┌─ Stored data
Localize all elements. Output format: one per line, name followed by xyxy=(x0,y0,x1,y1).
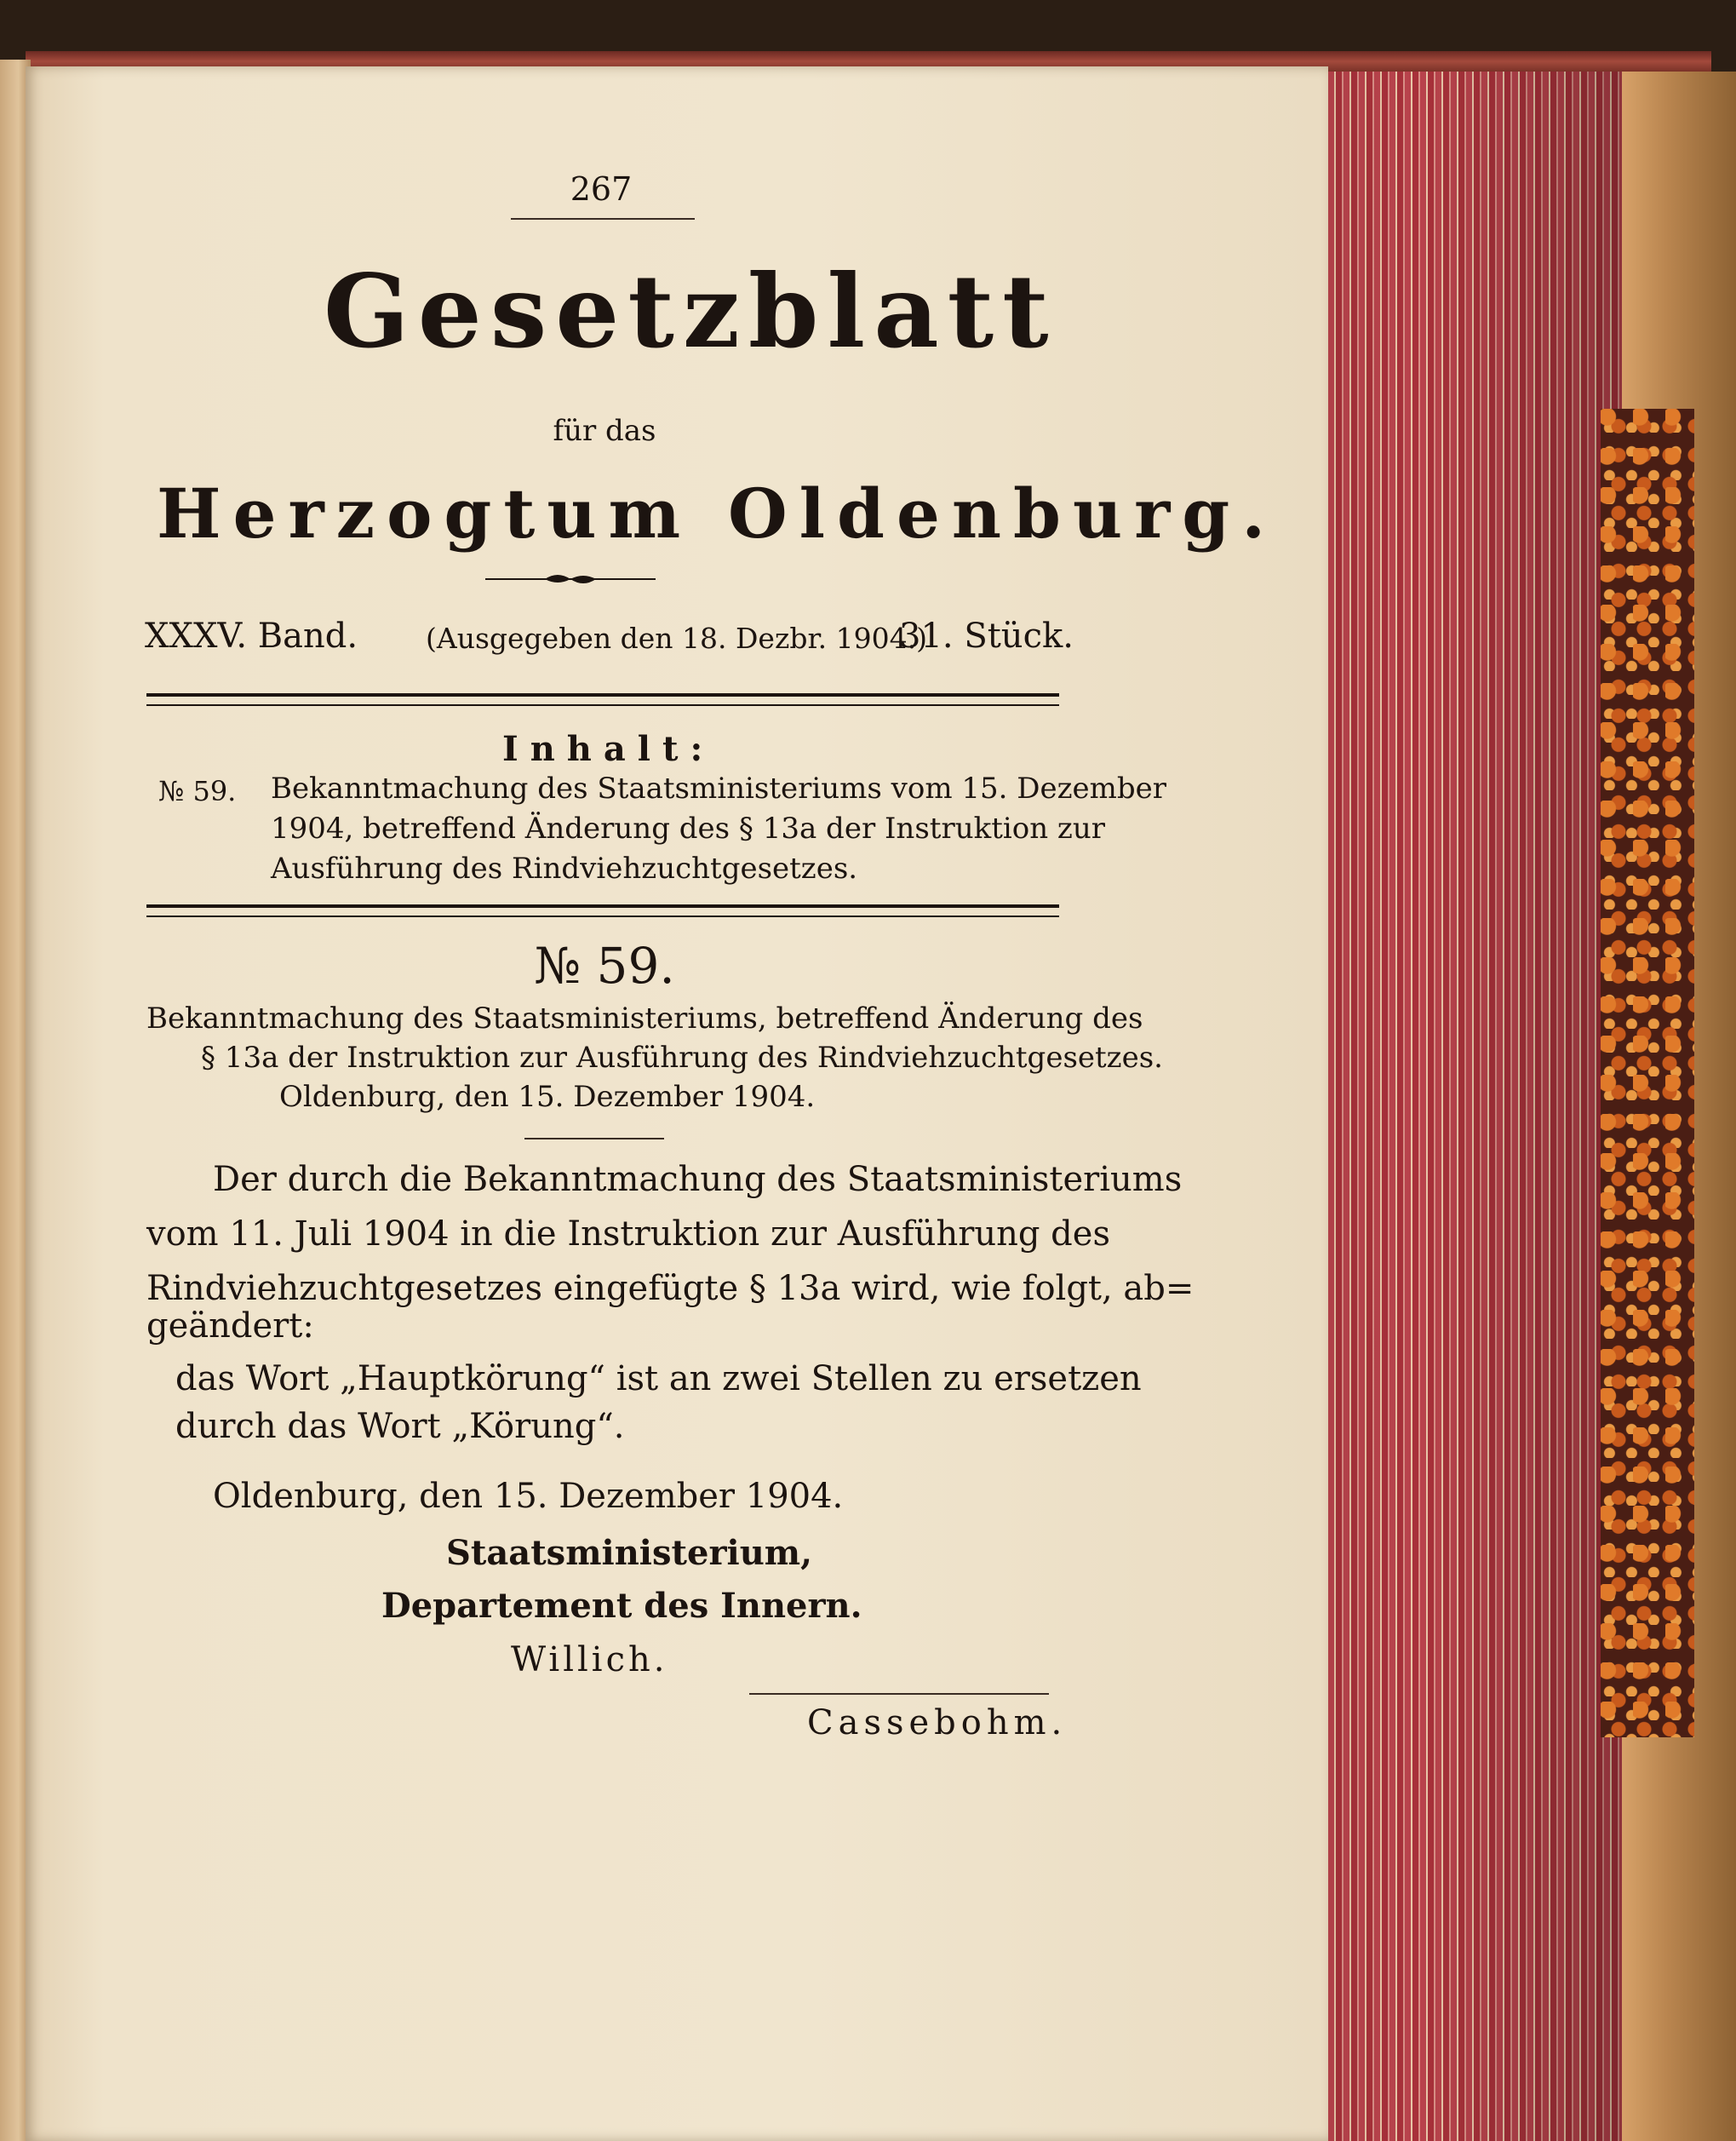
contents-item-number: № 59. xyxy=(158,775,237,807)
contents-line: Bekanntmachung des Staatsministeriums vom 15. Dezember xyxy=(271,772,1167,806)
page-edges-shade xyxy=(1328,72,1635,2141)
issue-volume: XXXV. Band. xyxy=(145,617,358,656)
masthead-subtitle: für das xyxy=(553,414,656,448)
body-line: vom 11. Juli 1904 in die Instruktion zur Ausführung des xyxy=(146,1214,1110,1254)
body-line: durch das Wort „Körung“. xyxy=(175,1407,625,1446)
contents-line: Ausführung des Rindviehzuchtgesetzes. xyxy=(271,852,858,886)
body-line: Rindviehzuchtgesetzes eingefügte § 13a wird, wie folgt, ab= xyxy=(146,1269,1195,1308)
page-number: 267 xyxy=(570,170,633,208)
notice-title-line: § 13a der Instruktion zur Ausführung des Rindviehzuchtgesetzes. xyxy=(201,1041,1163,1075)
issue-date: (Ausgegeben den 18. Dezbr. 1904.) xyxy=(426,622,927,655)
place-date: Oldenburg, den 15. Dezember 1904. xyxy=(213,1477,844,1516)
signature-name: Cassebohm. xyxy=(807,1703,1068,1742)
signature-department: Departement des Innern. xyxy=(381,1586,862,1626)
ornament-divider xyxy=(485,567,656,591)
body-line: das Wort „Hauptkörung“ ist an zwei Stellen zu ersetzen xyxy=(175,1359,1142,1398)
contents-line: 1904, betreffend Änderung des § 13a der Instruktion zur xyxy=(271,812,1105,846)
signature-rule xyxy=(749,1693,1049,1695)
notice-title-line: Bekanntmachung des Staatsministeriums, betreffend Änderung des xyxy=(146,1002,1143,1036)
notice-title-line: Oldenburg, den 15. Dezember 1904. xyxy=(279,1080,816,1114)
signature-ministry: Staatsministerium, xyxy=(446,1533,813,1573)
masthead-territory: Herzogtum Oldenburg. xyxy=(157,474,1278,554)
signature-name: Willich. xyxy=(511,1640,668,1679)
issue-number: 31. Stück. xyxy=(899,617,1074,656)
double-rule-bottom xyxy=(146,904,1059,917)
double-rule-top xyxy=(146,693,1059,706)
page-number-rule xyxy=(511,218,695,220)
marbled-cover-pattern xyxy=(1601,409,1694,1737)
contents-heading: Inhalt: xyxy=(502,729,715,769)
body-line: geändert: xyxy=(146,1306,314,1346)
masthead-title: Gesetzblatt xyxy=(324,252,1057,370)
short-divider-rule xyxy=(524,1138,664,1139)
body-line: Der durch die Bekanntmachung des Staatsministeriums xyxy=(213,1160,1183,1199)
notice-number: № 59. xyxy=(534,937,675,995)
└─
Your task:
Rewrite the lines above, replacing every "body-line" with "text-line" and keeping everything else unchanged. Omit the pictures from the output.

Expected answer:
Localize all elements. Output format: one per line, name followed by xyxy=(x0,y0,x1,y1).
contents-item-number: № 59. xyxy=(158,775,237,807)
contents-line: Bekanntmachung des Staatsministeriums vom 15. Dezember xyxy=(271,772,1167,806)
page-edges-shade xyxy=(1328,72,1635,2141)
issue-volume: XXXV. Band. xyxy=(145,617,358,656)
masthead-subtitle: für das xyxy=(553,414,656,448)
text-line: vom 11. Juli 1904 in die Instruktion zur Ausführung des xyxy=(146,1214,1110,1254)
text-line: durch das Wort „Körung“. xyxy=(175,1407,625,1446)
contents-line: Ausführung des Rindviehzuchtgesetzes. xyxy=(271,852,858,886)
text-line: Rindviehzuchtgesetzes eingefügte § 13a wird, wie folgt, ab= xyxy=(146,1269,1195,1308)
page-number: 267 xyxy=(570,170,633,208)
notice-title-line: § 13a der Instruktion zur Ausführung des Rindviehzuchtgesetzes. xyxy=(201,1041,1163,1075)
issue-date: (Ausgegeben den 18. Dezbr. 1904.) xyxy=(426,622,927,655)
place-date: Oldenburg, den 15. Dezember 1904. xyxy=(213,1477,844,1516)
signature-name: Cassebohm. xyxy=(807,1703,1068,1742)
signature-department: Departement des Innern. xyxy=(381,1586,862,1626)
ornament-divider xyxy=(485,567,656,591)
text-line: das Wort „Hauptkörung“ ist an zwei Stellen zu ersetzen xyxy=(175,1359,1142,1398)
contents-line: 1904, betreffend Änderung des § 13a der Instruktion zur xyxy=(271,812,1105,846)
signature-rule xyxy=(749,1693,1049,1695)
notice-title-line: Bekanntmachung des Staatsministeriums, betreffend Änderung des xyxy=(146,1002,1143,1036)
notice-title-line: Oldenburg, den 15. Dezember 1904. xyxy=(279,1080,816,1114)
signature-ministry: Staatsministerium, xyxy=(446,1533,813,1573)
masthead-territory: Herzogtum Oldenburg. xyxy=(157,474,1278,554)
signature-name: Willich. xyxy=(511,1640,668,1679)
issue-number: 31. Stück. xyxy=(899,617,1074,656)
double-rule-bottom xyxy=(146,904,1059,917)
double-rule-top xyxy=(146,693,1059,706)
page-number-rule xyxy=(511,218,695,220)
marbled-cover-pattern xyxy=(1601,409,1694,1737)
contents-heading: Inhalt: xyxy=(502,729,715,769)
text-line: geändert: xyxy=(146,1306,314,1346)
masthead-title: Gesetzblatt xyxy=(324,252,1057,370)
short-divider-rule xyxy=(524,1138,664,1139)
text-line: Der durch die Bekanntmachung des Staatsministeriums xyxy=(213,1160,1183,1199)
notice-number: № 59. xyxy=(534,937,675,995)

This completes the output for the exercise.